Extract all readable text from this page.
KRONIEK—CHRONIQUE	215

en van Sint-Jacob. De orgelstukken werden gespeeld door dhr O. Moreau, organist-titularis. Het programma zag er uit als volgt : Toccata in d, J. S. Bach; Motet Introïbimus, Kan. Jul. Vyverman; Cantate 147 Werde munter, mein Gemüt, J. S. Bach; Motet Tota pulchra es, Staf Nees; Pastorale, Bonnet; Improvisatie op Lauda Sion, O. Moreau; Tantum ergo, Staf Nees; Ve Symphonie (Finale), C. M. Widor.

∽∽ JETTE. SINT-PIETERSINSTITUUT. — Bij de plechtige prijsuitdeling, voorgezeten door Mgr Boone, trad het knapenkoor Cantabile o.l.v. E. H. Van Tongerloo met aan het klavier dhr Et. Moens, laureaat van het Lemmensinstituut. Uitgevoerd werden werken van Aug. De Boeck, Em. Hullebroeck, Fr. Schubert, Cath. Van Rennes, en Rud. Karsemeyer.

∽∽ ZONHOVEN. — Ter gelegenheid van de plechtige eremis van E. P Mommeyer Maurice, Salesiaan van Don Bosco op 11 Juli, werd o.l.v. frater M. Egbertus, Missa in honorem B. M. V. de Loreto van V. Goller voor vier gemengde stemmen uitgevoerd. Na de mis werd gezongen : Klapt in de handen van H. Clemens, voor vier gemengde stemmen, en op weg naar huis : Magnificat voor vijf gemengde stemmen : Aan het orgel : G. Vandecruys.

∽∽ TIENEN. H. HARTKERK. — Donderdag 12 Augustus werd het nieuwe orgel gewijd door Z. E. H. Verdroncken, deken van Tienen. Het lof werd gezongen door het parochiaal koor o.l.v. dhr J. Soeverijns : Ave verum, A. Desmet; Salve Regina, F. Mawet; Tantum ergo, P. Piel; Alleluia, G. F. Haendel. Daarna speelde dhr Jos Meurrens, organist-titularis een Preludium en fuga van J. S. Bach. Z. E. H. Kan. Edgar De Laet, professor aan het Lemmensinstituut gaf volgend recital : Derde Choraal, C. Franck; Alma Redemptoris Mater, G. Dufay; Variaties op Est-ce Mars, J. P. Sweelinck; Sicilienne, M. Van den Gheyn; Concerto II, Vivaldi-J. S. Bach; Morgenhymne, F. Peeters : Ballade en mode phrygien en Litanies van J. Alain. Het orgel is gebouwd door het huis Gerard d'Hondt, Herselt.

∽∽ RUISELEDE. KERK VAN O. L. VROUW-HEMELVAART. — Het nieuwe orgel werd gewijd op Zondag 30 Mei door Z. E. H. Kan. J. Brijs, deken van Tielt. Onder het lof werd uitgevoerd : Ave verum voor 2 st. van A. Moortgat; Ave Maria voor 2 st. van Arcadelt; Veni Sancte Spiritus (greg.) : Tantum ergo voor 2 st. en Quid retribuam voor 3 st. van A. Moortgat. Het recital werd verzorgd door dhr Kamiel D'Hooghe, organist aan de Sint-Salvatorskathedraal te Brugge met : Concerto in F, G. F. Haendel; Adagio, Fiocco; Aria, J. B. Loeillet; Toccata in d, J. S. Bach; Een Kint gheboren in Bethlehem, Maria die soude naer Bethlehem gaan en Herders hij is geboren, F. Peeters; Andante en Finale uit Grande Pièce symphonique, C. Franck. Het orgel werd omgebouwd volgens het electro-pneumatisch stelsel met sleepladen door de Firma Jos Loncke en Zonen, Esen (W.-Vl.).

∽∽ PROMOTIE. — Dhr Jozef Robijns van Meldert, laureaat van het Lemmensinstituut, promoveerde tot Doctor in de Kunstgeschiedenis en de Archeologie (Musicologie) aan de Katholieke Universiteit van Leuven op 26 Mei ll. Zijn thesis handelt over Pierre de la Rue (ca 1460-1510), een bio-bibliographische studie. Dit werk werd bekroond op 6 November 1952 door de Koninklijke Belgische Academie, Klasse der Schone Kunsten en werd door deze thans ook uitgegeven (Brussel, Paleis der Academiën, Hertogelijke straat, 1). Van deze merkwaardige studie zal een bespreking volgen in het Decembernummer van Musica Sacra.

§ §

Instruction: Above are the records; retype every one exactly.

Solution for this exercise:
Extract all readable text from this page.
KRONIEK—CHRONIQUE	215

en van Sint-Jacob. De orgelstukken werden gespeeld door dhr O. Moreau, organist-titularis. Het programma zag er uit als volgt : Toccata in d, J. S. Bach; Motet Introïbimus, Kan. Jul. Vyverman; Cantate 147 Werde munter, mein Gemüt, J. S. Bach; Motet Tota pulchra es, Staf Nees; Pastorale, Bonnet; Improvisatie op Lauda Sion, O. Moreau; Tantum ergo, Staf Nees; Ve Symphonie (Finale), C. M. Widor.

∽∽ JETTE. SINT-PIETERSINSTITUUT. — Bij de plechtige prijsuitdeling, voorgezeten door Mgr Boone, trad het knapenkoor Cantabile o.l.v. E. H. Van Tongerloo met aan het klavier dhr Et. Moens, laureaat van het Lemmensinstituut. Uitgevoerd werden werken van Aug. De Boeck, Em. Hullebroeck, Fr. Schubert, Cath. Van Rennes, en Rud. Karsemeyer.

∽∽ ZONHOVEN. — Ter gelegenheid van de plechtige eremis van E. P Mommeyer Maurice, Salesiaan van Don Bosco op 11 Juli, werd o.l.v. frater M. Egbertus, Missa in honorem B. M. V. de Loreto van V. Goller voor vier gemengde stemmen uitgevoerd. Na de mis werd gezongen : Klapt in de handen van H. Clemens, voor vier gemengde stemmen, en op weg naar huis : Magnificat voor vijf gemengde stemmen : Aan het orgel : G. Vandecruys.

∽∽ TIENEN. H. HARTKERK. — Donderdag 12 Augustus werd het nieuwe orgel gewijd door Z. E. H. Verdroncken, deken van Tienen. Het lof werd gezongen door het parochiaal koor o.l.v. dhr J. Soeverijns : Ave verum, A. Desmet; Salve Regina, F. Mawet; Tantum ergo, P. Piel; Alleluia, G. F. Haendel. Daarna speelde dhr Jos Meurrens, organist-titularis een Preludium en fuga van J. S. Bach. Z. E. H. Kan. Edgar De Laet, professor aan het Lemmensinstituut gaf volgend recital : Derde Choraal, C. Franck; Alma Redemptoris Mater, G. Dufay; Variaties op Est-ce Mars, J. P. Sweelinck; Sicilienne, M. Van den Gheyn; Concerto II, Vivaldi-J. S. Bach; Morgenhymne, F. Peeters : Ballade en mode phrygien en Litanies van J. Alain. Het orgel is gebouwd door het huis Gerard d'Hondt, Herselt.

∽∽ RUISELEDE. KERK VAN O. L. VROUW-HEMELVAART. — Het nieuwe orgel werd gewijd op Zondag 30 Mei door Z. E. H. Kan. J. Brijs, deken van Tielt. Onder het lof werd uitgevoerd : Ave verum voor 2 st. van A. Moortgat; Ave Maria voor 2 st. van Arcadelt; Veni Sancte Spiritus (greg.) : Tantum ergo voor 2 st. en Quid retribuam voor 3 st. van A. Moortgat. Het recital werd verzorgd door dhr Kamiel D'Hooghe, organist aan de Sint-Salvatorskathedraal te Brugge met : Concerto in F, G. F. Haendel; Adagio, Fiocco; Aria, J. B. Loeillet; Toccata in d, J. S. Bach; Een Kint gheboren in Bethlehem, Maria die soude naer Bethlehem gaan en Herders hij is geboren, F. Peeters; Andante en Finale uit Grande Pièce symphonique, C. Franck. Het orgel werd omgebouwd volgens het electro-pneumatisch stelsel met sleepladen door de Firma Jos Loncke en Zonen, Esen (W.-Vl.).

∽∽ PROMOTIE. — Dhr Jozef Robijns van Meldert, laureaat van het Lemmensinstituut, promoveerde tot Doctor in de Kunstgeschiedenis en de Archeologie (Musicologie) aan de Katholieke Universiteit van Leuven op 26 Mei ll. Zijn thesis handelt over Pierre de la Rue (ca 1460-1510), een bio-bibliographische studie. Dit werk werd bekroond op 6 November 1952 door de Koninklijke Belgische Academie, Klasse der Schone Kunsten en werd door deze thans ook uitgegeven (Brussel, Paleis der Academiën, Hertogelijke straat, 1). Van deze merkwaardige studie zal een bespreking volgen in het Decembernummer van Musica Sacra.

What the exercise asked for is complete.